◆ WHAT YOU HAVE TO DO ◆
Reproduce every record below exactly as written, but leave out any pictures.

- - -

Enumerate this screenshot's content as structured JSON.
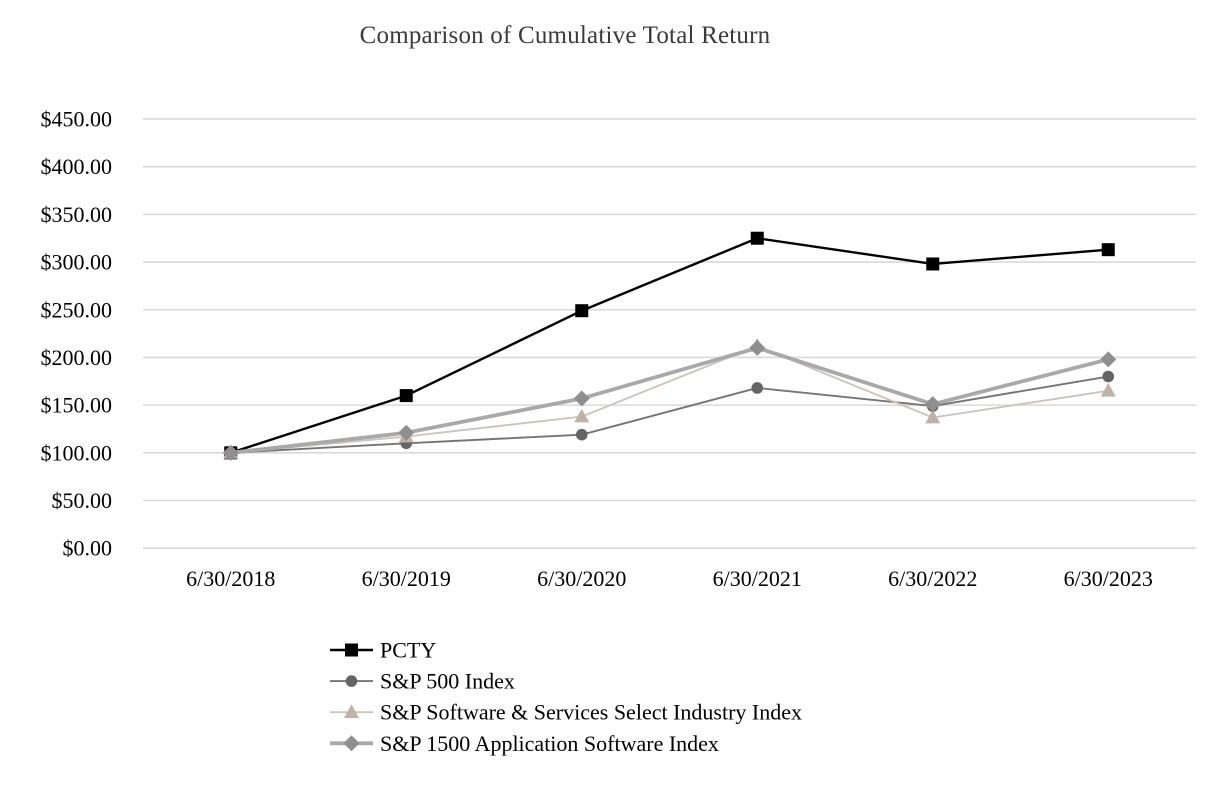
{
  "chart_data": {
    "type": "line",
    "title": "Comparison of Cumulative Total Return",
    "categories": [
      "6/30/2018",
      "6/30/2019",
      "6/30/2020",
      "6/30/2021",
      "6/30/2022",
      "6/30/2023"
    ],
    "y_ticks": [
      0,
      50,
      100,
      150,
      200,
      250,
      300,
      350,
      400,
      450
    ],
    "y_tick_labels": [
      "$0.00",
      "$50.00",
      "$100.00",
      "$150.00",
      "$200.00",
      "$250.00",
      "$300.00",
      "$350.00",
      "$400.00",
      "$450.00"
    ],
    "ylim": [
      0,
      450
    ],
    "grid": "horizontal",
    "gridline_color": "#d9d9d9",
    "axis_label_color": "#000000",
    "title_color": "#3a3a3a",
    "legend_position": "bottom-left",
    "series": [
      {
        "name": "PCTY",
        "marker": "square",
        "color": "#000000",
        "marker_color": "#000000",
        "line_width": 2.4,
        "values": [
          100,
          160,
          249,
          325,
          298,
          313
        ]
      },
      {
        "name": "S&P 500 Index",
        "marker": "circle",
        "color": "#757575",
        "marker_color": "#646464",
        "line_width": 1.9,
        "values": [
          100,
          110,
          119,
          168,
          149,
          180
        ]
      },
      {
        "name": "S&P Software & Services Select Industry Index",
        "marker": "triangle",
        "color": "#cdc5bd",
        "marker_color": "#bfb3a9",
        "line_width": 1.9,
        "values": [
          100,
          117,
          138,
          212,
          137,
          165
        ]
      },
      {
        "name": "S&P 1500 Application Software Index",
        "marker": "diamond",
        "color": "#a9a9a9",
        "marker_color": "#8f8f8f",
        "line_width": 3.8,
        "values": [
          100,
          121,
          157,
          210,
          151,
          198
        ]
      }
    ]
  }
}
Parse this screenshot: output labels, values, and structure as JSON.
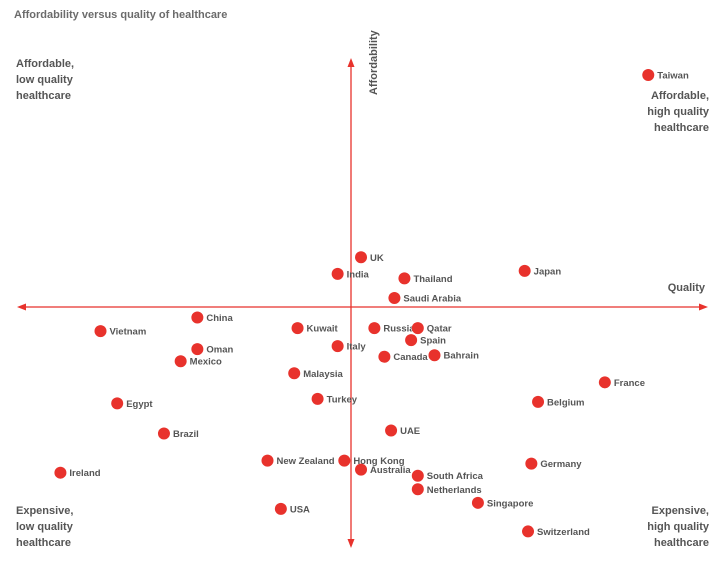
{
  "chart_data": {
    "type": "scatter",
    "title": "Affordability versus quality of healthcare",
    "xlabel": "Quality",
    "ylabel": "Affordability",
    "xlim": [
      -10,
      10
    ],
    "ylim": [
      -8,
      8
    ],
    "quadrants": {
      "top_left": [
        "Affordable,",
        "low quality",
        "healthcare"
      ],
      "top_right": [
        "Affordable,",
        "high quality",
        "healthcare"
      ],
      "bottom_left": [
        "Expensive,",
        "low quality",
        "healthcare"
      ],
      "bottom_right": [
        "Expensive,",
        "high quality",
        "healthcare"
      ]
    },
    "points": [
      {
        "name": "Taiwan",
        "x": 8.9,
        "y": 7.7
      },
      {
        "name": "UK",
        "x": 0.3,
        "y": 1.65
      },
      {
        "name": "India",
        "x": -0.4,
        "y": 1.1
      },
      {
        "name": "Thailand",
        "x": 1.6,
        "y": 0.95
      },
      {
        "name": "Japan",
        "x": 5.2,
        "y": 1.2
      },
      {
        "name": "Saudi Arabia",
        "x": 1.3,
        "y": 0.3
      },
      {
        "name": "China",
        "x": -4.6,
        "y": -0.35
      },
      {
        "name": "Vietnam",
        "x": -7.5,
        "y": -0.8
      },
      {
        "name": "Kuwait",
        "x": -1.6,
        "y": -0.7
      },
      {
        "name": "Russia",
        "x": 0.7,
        "y": -0.7
      },
      {
        "name": "Qatar",
        "x": 2.0,
        "y": -0.7
      },
      {
        "name": "Spain",
        "x": 1.8,
        "y": -1.1
      },
      {
        "name": "Oman",
        "x": -4.6,
        "y": -1.4
      },
      {
        "name": "Italy",
        "x": -0.4,
        "y": -1.3
      },
      {
        "name": "Canada",
        "x": 1.0,
        "y": -1.65
      },
      {
        "name": "Bahrain",
        "x": 2.5,
        "y": -1.6
      },
      {
        "name": "Mexico",
        "x": -5.1,
        "y": -1.8
      },
      {
        "name": "Malaysia",
        "x": -1.7,
        "y": -2.2
      },
      {
        "name": "France",
        "x": 7.6,
        "y": -2.5
      },
      {
        "name": "Egypt",
        "x": -7.0,
        "y": -3.2
      },
      {
        "name": "Turkey",
        "x": -1.0,
        "y": -3.05
      },
      {
        "name": "Belgium",
        "x": 5.6,
        "y": -3.15
      },
      {
        "name": "Brazil",
        "x": -5.6,
        "y": -4.2
      },
      {
        "name": "UAE",
        "x": 1.2,
        "y": -4.1
      },
      {
        "name": "New Zealand",
        "x": -2.5,
        "y": -5.1
      },
      {
        "name": "Hong Kong",
        "x": -0.2,
        "y": -5.1
      },
      {
        "name": "Australia",
        "x": 0.3,
        "y": -5.4
      },
      {
        "name": "Germany",
        "x": 5.4,
        "y": -5.2
      },
      {
        "name": "Ireland",
        "x": -8.7,
        "y": -5.5
      },
      {
        "name": "South Africa",
        "x": 2.0,
        "y": -5.6
      },
      {
        "name": "Netherlands",
        "x": 2.0,
        "y": -6.05
      },
      {
        "name": "Singapore",
        "x": 3.8,
        "y": -6.5
      },
      {
        "name": "USA",
        "x": -2.1,
        "y": -6.7
      },
      {
        "name": "Switzerland",
        "x": 5.3,
        "y": -7.45
      }
    ]
  },
  "colors": {
    "accent": "#e8322c",
    "text": "#555555"
  }
}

- - -

◆ EXERCISE RESPONSE ◆
Enumerate this screenshot's content as structured JSON.
{
  "chart_data": {
    "type": "line",
    "title": "Comparison of Cumulative Total Return",
    "categories": [
      "6/30/2018",
      "6/30/2019",
      "6/30/2020",
      "6/30/2021",
      "6/30/2022",
      "6/30/2023"
    ],
    "y_ticks": [
      0,
      50,
      100,
      150,
      200,
      250,
      300,
      350,
      400,
      450
    ],
    "y_tick_labels": [
      "$0.00",
      "$50.00",
      "$100.00",
      "$150.00",
      "$200.00",
      "$250.00",
      "$300.00",
      "$350.00",
      "$400.00",
      "$450.00"
    ],
    "ylim": [
      0,
      450
    ],
    "grid": "horizontal",
    "gridline_color": "#d9d9d9",
    "axis_label_color": "#000000",
    "title_color": "#3a3a3a",
    "legend_position": "bottom-left",
    "series": [
      {
        "name": "PCTY",
        "marker": "square",
        "color": "#000000",
        "marker_color": "#000000",
        "line_width": 2.4,
        "values": [
          100,
          160,
          249,
          325,
          298,
          313
        ]
      },
      {
        "name": "S&P 500 Index",
        "marker": "circle",
        "color": "#757575",
        "marker_color": "#646464",
        "line_width": 1.9,
        "values": [
          100,
          110,
          119,
          168,
          149,
          180
        ]
      },
      {
        "name": "S&P Software & Services Select Industry Index",
        "marker": "triangle",
        "color": "#cdc5bd",
        "marker_color": "#bfb3a9",
        "line_width": 1.9,
        "values": [
          100,
          117,
          138,
          212,
          137,
          165
        ]
      },
      {
        "name": "S&P 1500 Application Software Index",
        "marker": "diamond",
        "color": "#a9a9a9",
        "marker_color": "#8f8f8f",
        "line_width": 3.8,
        "values": [
          100,
          121,
          157,
          210,
          151,
          198
        ]
      }
    ]
  }
}
Parse this screenshot: output labels, values, and structure as JSON.
{
  "chart_data": {
    "type": "scatter",
    "title": "Affordability versus quality of healthcare",
    "xlabel": "Quality",
    "ylabel": "Affordability",
    "xlim": [
      -10,
      10
    ],
    "ylim": [
      -8,
      8
    ],
    "quadrants": {
      "top_left": [
        "Affordable,",
        "low quality",
        "healthcare"
      ],
      "top_right": [
        "Affordable,",
        "high quality",
        "healthcare"
      ],
      "bottom_left": [
        "Expensive,",
        "low quality",
        "healthcare"
      ],
      "bottom_right": [
        "Expensive,",
        "high quality",
        "healthcare"
      ]
    },
    "points": [
      {
        "name": "Taiwan",
        "x": 8.9,
        "y": 7.7
      },
      {
        "name": "UK",
        "x": 0.3,
        "y": 1.65
      },
      {
        "name": "India",
        "x": -0.4,
        "y": 1.1
      },
      {
        "name": "Thailand",
        "x": 1.6,
        "y": 0.95
      },
      {
        "name": "Japan",
        "x": 5.2,
        "y": 1.2
      },
      {
        "name": "Saudi Arabia",
        "x": 1.3,
        "y": 0.3
      },
      {
        "name": "China",
        "x": -4.6,
        "y": -0.35
      },
      {
        "name": "Vietnam",
        "x": -7.5,
        "y": -0.8
      },
      {
        "name": "Kuwait",
        "x": -1.6,
        "y": -0.7
      },
      {
        "name": "Russia",
        "x": 0.7,
        "y": -0.7
      },
      {
        "name": "Qatar",
        "x": 2.0,
        "y": -0.7
      },
      {
        "name": "Spain",
        "x": 1.8,
        "y": -1.1
      },
      {
        "name": "Oman",
        "x": -4.6,
        "y": -1.4
      },
      {
        "name": "Italy",
        "x": -0.4,
        "y": -1.3
      },
      {
        "name": "Canada",
        "x": 1.0,
        "y": -1.65
      },
      {
        "name": "Bahrain",
        "x": 2.5,
        "y": -1.6
      },
      {
        "name": "Mexico",
        "x": -5.1,
        "y": -1.8
      },
      {
        "name": "Malaysia",
        "x": -1.7,
        "y": -2.2
      },
      {
        "name": "France",
        "x": 7.6,
        "y": -2.5
      },
      {
        "name": "Egypt",
        "x": -7.0,
        "y": -3.2
      },
      {
        "name": "Turkey",
        "x": -1.0,
        "y": -3.05
      },
      {
        "name": "Belgium",
        "x": 5.6,
        "y": -3.15
      },
      {
        "name": "Brazil",
        "x": -5.6,
        "y": -4.2
      },
      {
        "name": "UAE",
        "x": 1.2,
        "y": -4.1
      },
      {
        "name": "New Zealand",
        "x": -2.5,
        "y": -5.1
      },
      {
        "name": "Hong Kong",
        "x": -0.2,
        "y": -5.1
      },
      {
        "name": "Australia",
        "x": 0.3,
        "y": -5.4
      },
      {
        "name": "Germany",
        "x": 5.4,
        "y": -5.2
      },
      {
        "name": "Ireland",
        "x": -8.7,
        "y": -5.5
      },
      {
        "name": "South Africa",
        "x": 2.0,
        "y": -5.6
      },
      {
        "name": "Netherlands",
        "x": 2.0,
        "y": -6.05
      },
      {
        "name": "Singapore",
        "x": 3.8,
        "y": -6.5
      },
      {
        "name": "USA",
        "x": -2.1,
        "y": -6.7
      },
      {
        "name": "Switzerland",
        "x": 5.3,
        "y": -7.45
      }
    ]
  },
  "colors": {
    "accent": "#e8322c",
    "text": "#555555"
  }
}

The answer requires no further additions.